Text extract:

[Begin]

For the first time, physicists have come up with a scheme that would allow a quantum mechanical expert to win every time in a con game with a victim who only knows about classical physics. Prior quantum cons have typically been vulnerable to simple countermeasures.
A pair of physicists at Tel-Aviv University in Israel came up with the quantum cheat by imagining two people betting on the location of a particle hidden among a set of boxes. In the game, a quantum mechanical con artist named Alice turns away as her classical victim, Bob, is allowed to look inside one of two boxes sitting on a table to see if there is a particle inside. He then closes the box and Alice guesses whether or not Bob found anything in the box he chose. If she guesses correctly, she wins Bob's money, if not, she pays him.
Classically, there is a 50% chance of Alice getting it right. If instead she's adept at quantum mechanics, and has a third box hidden away, she can ensure that she always knows what Bob found in his box. All she has to do is prepare the particle in a state that essentially places it in all three boxes simultaneously, through a phenomenon known as quantum superposition. In effect, there is an equal chance of the particle turning up in any one of the boxes.

[End]

Data rows:
[Begin]

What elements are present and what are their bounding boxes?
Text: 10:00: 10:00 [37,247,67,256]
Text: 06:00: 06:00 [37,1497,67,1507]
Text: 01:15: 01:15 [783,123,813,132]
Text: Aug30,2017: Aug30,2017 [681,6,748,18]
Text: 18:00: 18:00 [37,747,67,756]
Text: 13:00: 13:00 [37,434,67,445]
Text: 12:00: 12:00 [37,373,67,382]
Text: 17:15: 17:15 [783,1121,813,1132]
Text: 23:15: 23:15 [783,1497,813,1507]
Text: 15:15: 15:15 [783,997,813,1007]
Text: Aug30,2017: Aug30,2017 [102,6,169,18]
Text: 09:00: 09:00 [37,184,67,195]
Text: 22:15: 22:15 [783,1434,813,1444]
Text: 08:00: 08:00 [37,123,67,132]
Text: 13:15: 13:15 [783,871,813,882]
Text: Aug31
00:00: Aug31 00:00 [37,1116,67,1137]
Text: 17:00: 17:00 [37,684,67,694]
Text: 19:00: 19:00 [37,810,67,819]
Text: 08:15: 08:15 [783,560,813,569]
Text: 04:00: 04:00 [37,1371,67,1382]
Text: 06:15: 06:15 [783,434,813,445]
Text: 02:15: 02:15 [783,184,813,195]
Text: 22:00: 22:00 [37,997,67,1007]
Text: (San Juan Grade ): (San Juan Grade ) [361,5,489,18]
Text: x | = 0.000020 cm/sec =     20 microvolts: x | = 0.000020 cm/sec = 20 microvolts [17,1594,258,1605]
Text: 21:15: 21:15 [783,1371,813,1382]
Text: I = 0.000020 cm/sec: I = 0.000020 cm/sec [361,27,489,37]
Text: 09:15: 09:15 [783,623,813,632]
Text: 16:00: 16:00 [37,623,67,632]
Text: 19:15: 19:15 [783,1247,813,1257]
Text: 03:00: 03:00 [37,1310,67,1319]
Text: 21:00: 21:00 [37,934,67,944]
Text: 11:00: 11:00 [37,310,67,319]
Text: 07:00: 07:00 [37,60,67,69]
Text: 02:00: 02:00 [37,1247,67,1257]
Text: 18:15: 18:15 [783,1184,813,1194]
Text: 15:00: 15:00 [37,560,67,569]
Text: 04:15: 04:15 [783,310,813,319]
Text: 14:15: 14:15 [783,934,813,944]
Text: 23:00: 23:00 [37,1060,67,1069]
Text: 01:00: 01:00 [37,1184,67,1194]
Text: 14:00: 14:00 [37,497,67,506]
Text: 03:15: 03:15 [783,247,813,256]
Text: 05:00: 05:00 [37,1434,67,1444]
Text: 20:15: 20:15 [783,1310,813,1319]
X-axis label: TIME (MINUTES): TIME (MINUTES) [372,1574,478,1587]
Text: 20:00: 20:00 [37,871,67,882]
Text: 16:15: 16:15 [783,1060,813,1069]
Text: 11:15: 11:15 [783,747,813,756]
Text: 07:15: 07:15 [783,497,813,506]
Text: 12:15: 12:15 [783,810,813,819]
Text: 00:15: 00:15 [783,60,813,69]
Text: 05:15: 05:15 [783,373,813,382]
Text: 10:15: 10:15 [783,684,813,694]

[End]

Stated task:
Extend the text on the quantum con game, continuing on from its final sentence. You won't need the data for this.

Response to this exercise:
After Bob looks in one of the two boxes on the table, Alice measures the state of the particle in her hidden box. If she finds it empty, she knows Bob saw the particle in the box he opened. If she finds that the particle is in a superposition between two boxes, she knows that Bob opened the third box but didn't see anything inside. In either case, she always knows what Bob found, even though she has no way of knowing in advance where the particle will turn up or which box Bob chose to look in.
The authors of the paper admit that the current state of technology isn't good enough for a con artist to make money with quantum mechanics. But they believe that this is the first time anyone has shown that it's theoretically possible for someone like Alice to use quantum mechanics to win every time in a game that classical physics would only give her a fifty-fifty chance of winning. With advances in quantum technology, it may someday turn out that gambling is only risky for those of us who don't understand quantum mechanics.
Citation: N. Aharon and L. Vaidman, Physical Review A (forthcoming)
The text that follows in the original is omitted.